## BEGIN Records
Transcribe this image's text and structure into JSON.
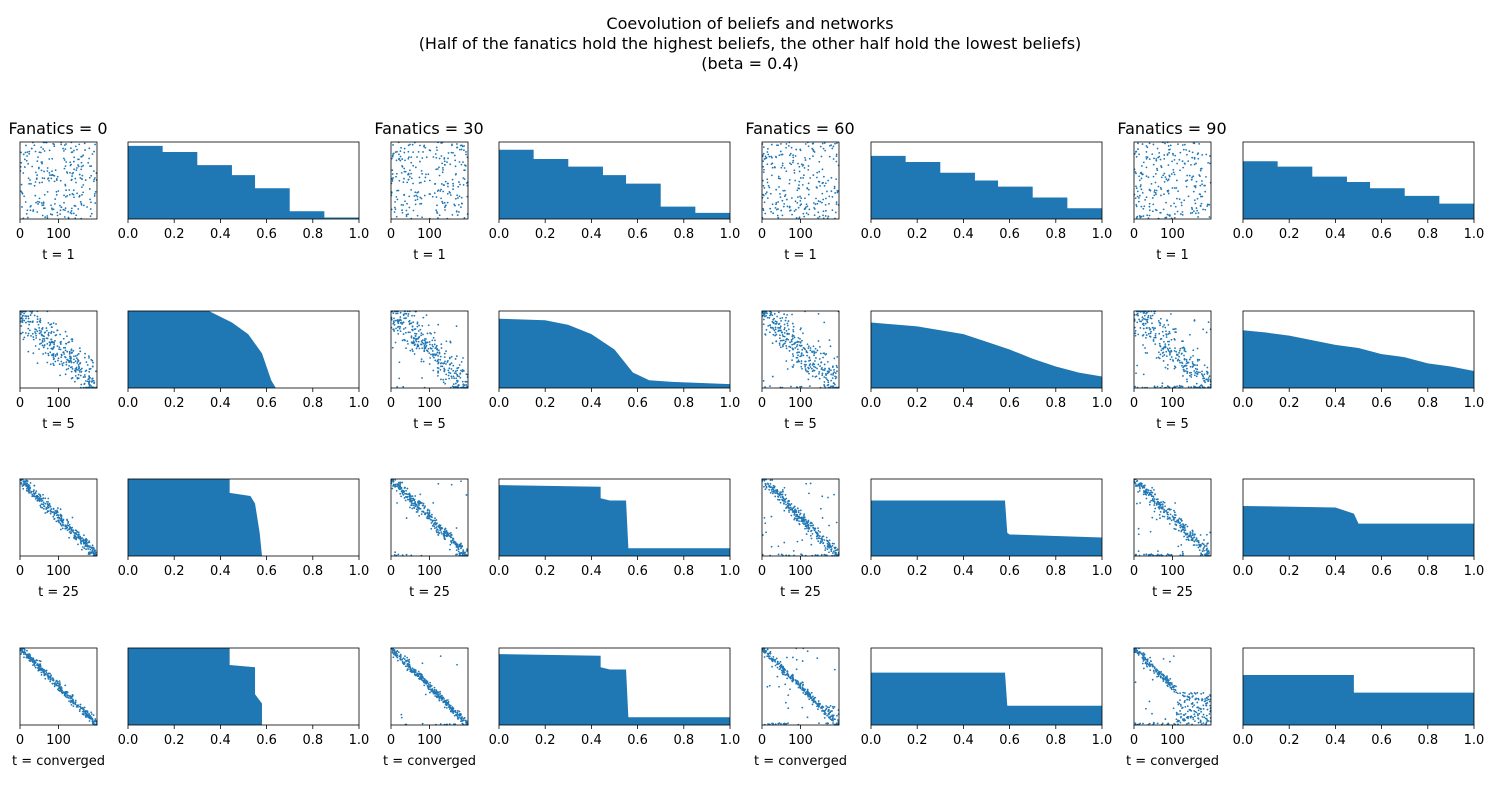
{
  "figure": {
    "title_lines": [
      "Coevolution of beliefs and networks",
      "(Half of the fanatics hold the highest beliefs, the other half hold the lowest beliefs)",
      "(beta = 0.4)"
    ]
  },
  "chart_data": {
    "type": "grid",
    "bar_color": "#1f77b4",
    "columns": [
      {
        "title": "Fanatics = 0",
        "fanatics": 0
      },
      {
        "title": "Fanatics = 30",
        "fanatics": 30
      },
      {
        "title": "Fanatics = 60",
        "fanatics": 60
      },
      {
        "title": "Fanatics = 90",
        "fanatics": 90
      }
    ],
    "rows": [
      {
        "label": "t = 1"
      },
      {
        "label": "t = 5"
      },
      {
        "label": "t = 25"
      },
      {
        "label": "t = converged"
      }
    ],
    "scatter_axes": {
      "type": "scatter",
      "xlim": [
        0,
        200
      ],
      "ylim": [
        0,
        200
      ],
      "xticks": [
        0,
        100
      ],
      "xtick_labels": [
        "0",
        "100"
      ],
      "marker_size": 1
    },
    "bar_axes": {
      "type": "bar",
      "xlim": [
        0,
        1
      ],
      "ylim": [
        0,
        1
      ],
      "xticks": [
        0,
        0.2,
        0.4,
        0.6,
        0.8,
        1.0
      ],
      "xtick_labels": [
        "0.0",
        "0.2",
        "0.4",
        "0.6",
        "0.8",
        "1.0"
      ],
      "yticks": []
    },
    "profiles": [
      [
        [
          [
            0,
            0.95
          ],
          [
            0.15,
            0.87
          ],
          [
            0.3,
            0.7
          ],
          [
            0.45,
            0.57
          ],
          [
            0.55,
            0.4
          ],
          [
            0.7,
            0.1
          ],
          [
            0.85,
            0.02
          ],
          [
            1.0,
            0.02
          ]
        ],
        [
          [
            0,
            1.0
          ],
          [
            0.35,
            1.0
          ],
          [
            0.45,
            0.85
          ],
          [
            0.52,
            0.7
          ],
          [
            0.58,
            0.45
          ],
          [
            0.62,
            0.1
          ],
          [
            0.64,
            0.0
          ],
          [
            1.0,
            0.0
          ]
        ],
        [
          [
            0,
            1.0
          ],
          [
            0.44,
            1.0
          ],
          [
            0.44,
            0.82
          ],
          [
            0.53,
            0.78
          ],
          [
            0.55,
            0.68
          ],
          [
            0.57,
            0.3
          ],
          [
            0.58,
            0.0
          ],
          [
            1.0,
            0.0
          ]
        ],
        [
          [
            0,
            1.0
          ],
          [
            0.44,
            1.0
          ],
          [
            0.44,
            0.78
          ],
          [
            0.55,
            0.75
          ],
          [
            0.55,
            0.4
          ],
          [
            0.58,
            0.28
          ],
          [
            0.58,
            0.0
          ],
          [
            1.0,
            0.0
          ]
        ]
      ],
      [
        [
          [
            0,
            0.9
          ],
          [
            0.15,
            0.78
          ],
          [
            0.3,
            0.68
          ],
          [
            0.45,
            0.57
          ],
          [
            0.55,
            0.46
          ],
          [
            0.7,
            0.16
          ],
          [
            0.85,
            0.08
          ],
          [
            1.0,
            0.08
          ]
        ],
        [
          [
            0,
            0.9
          ],
          [
            0.2,
            0.88
          ],
          [
            0.3,
            0.82
          ],
          [
            0.4,
            0.7
          ],
          [
            0.5,
            0.5
          ],
          [
            0.58,
            0.2
          ],
          [
            0.65,
            0.1
          ],
          [
            0.75,
            0.08
          ],
          [
            1.0,
            0.05
          ]
        ],
        [
          [
            0,
            0.92
          ],
          [
            0.44,
            0.9
          ],
          [
            0.44,
            0.75
          ],
          [
            0.48,
            0.72
          ],
          [
            0.55,
            0.72
          ],
          [
            0.56,
            0.1
          ],
          [
            0.58,
            0.1
          ],
          [
            1.0,
            0.1
          ]
        ],
        [
          [
            0,
            0.92
          ],
          [
            0.44,
            0.9
          ],
          [
            0.44,
            0.75
          ],
          [
            0.48,
            0.72
          ],
          [
            0.55,
            0.72
          ],
          [
            0.56,
            0.1
          ],
          [
            0.58,
            0.1
          ],
          [
            1.0,
            0.1
          ]
        ]
      ],
      [
        [
          [
            0,
            0.82
          ],
          [
            0.15,
            0.74
          ],
          [
            0.3,
            0.6
          ],
          [
            0.45,
            0.5
          ],
          [
            0.55,
            0.42
          ],
          [
            0.7,
            0.28
          ],
          [
            0.85,
            0.14
          ],
          [
            1.0,
            0.14
          ]
        ],
        [
          [
            0,
            0.85
          ],
          [
            0.2,
            0.8
          ],
          [
            0.3,
            0.75
          ],
          [
            0.4,
            0.7
          ],
          [
            0.5,
            0.6
          ],
          [
            0.6,
            0.5
          ],
          [
            0.7,
            0.38
          ],
          [
            0.8,
            0.28
          ],
          [
            0.9,
            0.2
          ],
          [
            1.0,
            0.15
          ]
        ],
        [
          [
            0,
            0.72
          ],
          [
            0.58,
            0.72
          ],
          [
            0.59,
            0.3
          ],
          [
            0.6,
            0.28
          ],
          [
            0.8,
            0.26
          ],
          [
            1.0,
            0.24
          ]
        ],
        [
          [
            0,
            0.68
          ],
          [
            0.58,
            0.68
          ],
          [
            0.59,
            0.25
          ],
          [
            1.0,
            0.25
          ]
        ]
      ],
      [
        [
          [
            0,
            0.75
          ],
          [
            0.15,
            0.68
          ],
          [
            0.3,
            0.55
          ],
          [
            0.45,
            0.48
          ],
          [
            0.55,
            0.4
          ],
          [
            0.7,
            0.3
          ],
          [
            0.85,
            0.2
          ],
          [
            1.0,
            0.2
          ]
        ],
        [
          [
            0,
            0.75
          ],
          [
            0.1,
            0.72
          ],
          [
            0.2,
            0.68
          ],
          [
            0.3,
            0.62
          ],
          [
            0.4,
            0.56
          ],
          [
            0.5,
            0.52
          ],
          [
            0.6,
            0.44
          ],
          [
            0.7,
            0.4
          ],
          [
            0.8,
            0.32
          ],
          [
            0.9,
            0.28
          ],
          [
            1.0,
            0.22
          ]
        ],
        [
          [
            0,
            0.65
          ],
          [
            0.4,
            0.63
          ],
          [
            0.48,
            0.55
          ],
          [
            0.5,
            0.42
          ],
          [
            0.6,
            0.42
          ],
          [
            1.0,
            0.42
          ]
        ],
        [
          [
            0,
            0.65
          ],
          [
            0.48,
            0.65
          ],
          [
            0.48,
            0.42
          ],
          [
            1.0,
            0.42
          ]
        ]
      ]
    ]
  }
}
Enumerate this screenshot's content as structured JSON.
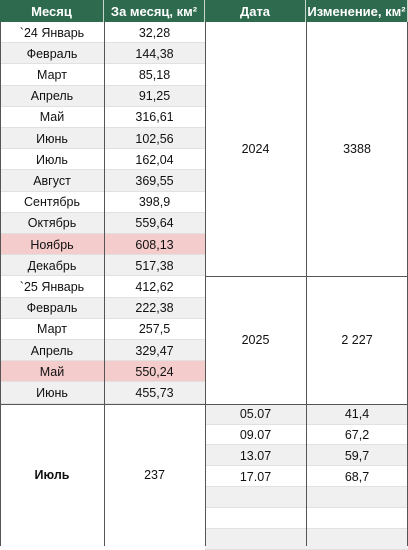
{
  "headers": [
    "Месяц",
    "За месяц, км²",
    "Дата",
    "Изменение, км²"
  ],
  "months": [
    {
      "month": "`24 Январь",
      "area": "32,28",
      "highlight": false
    },
    {
      "month": "Февраль",
      "area": "144,38",
      "highlight": false
    },
    {
      "month": "Март",
      "area": "85,18",
      "highlight": false
    },
    {
      "month": "Апрель",
      "area": "91,25",
      "highlight": false
    },
    {
      "month": "Май",
      "area": "316,61",
      "highlight": false
    },
    {
      "month": "Июнь",
      "area": "102,56",
      "highlight": false
    },
    {
      "month": "Июль",
      "area": "162,04",
      "highlight": false
    },
    {
      "month": "Август",
      "area": "369,55",
      "highlight": false
    },
    {
      "month": "Сентябрь",
      "area": "398,9",
      "highlight": false
    },
    {
      "month": "Октябрь",
      "area": "559,64",
      "highlight": false
    },
    {
      "month": "Ноябрь",
      "area": "608,13",
      "highlight": true
    },
    {
      "month": "Декабрь",
      "area": "517,38",
      "highlight": false
    },
    {
      "month": "`25 Январь",
      "area": "412,62",
      "highlight": false
    },
    {
      "month": "Февраль",
      "area": "222,38",
      "highlight": false
    },
    {
      "month": "Март",
      "area": "257,5",
      "highlight": false
    },
    {
      "month": "Апрель",
      "area": "329,47",
      "highlight": false
    },
    {
      "month": "Май",
      "area": "550,24",
      "highlight": true
    },
    {
      "month": "Июнь",
      "area": "455,73",
      "highlight": false
    }
  ],
  "years": [
    {
      "year": "2024",
      "change": "3388"
    },
    {
      "year": "2025",
      "change": "2 227"
    }
  ],
  "july": {
    "month": "Июль",
    "area": "237",
    "entries": [
      {
        "date": "05.07",
        "change": "41,4"
      },
      {
        "date": "09.07",
        "change": "67,2"
      },
      {
        "date": "13.07",
        "change": "59,7"
      },
      {
        "date": "17.07",
        "change": "68,7"
      },
      {
        "date": "",
        "change": ""
      },
      {
        "date": "",
        "change": ""
      },
      {
        "date": "",
        "change": ""
      }
    ]
  },
  "colors": {
    "header_bg": "#2e6b4e",
    "highlight_bg": "#f4cccc",
    "stripe_bg": "#f0f0f0"
  }
}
## END Records
* **Written problem**:
Which lines contain the word "change"? Copy each one.

* **Solution below**:
      "change": "3388"
      "change": "2 227"
        "change": "41,4"
        "change": "67,2"
        "change": "59,7"
        "change": "68,7"
        "change": ""
        "change": ""
        "change": ""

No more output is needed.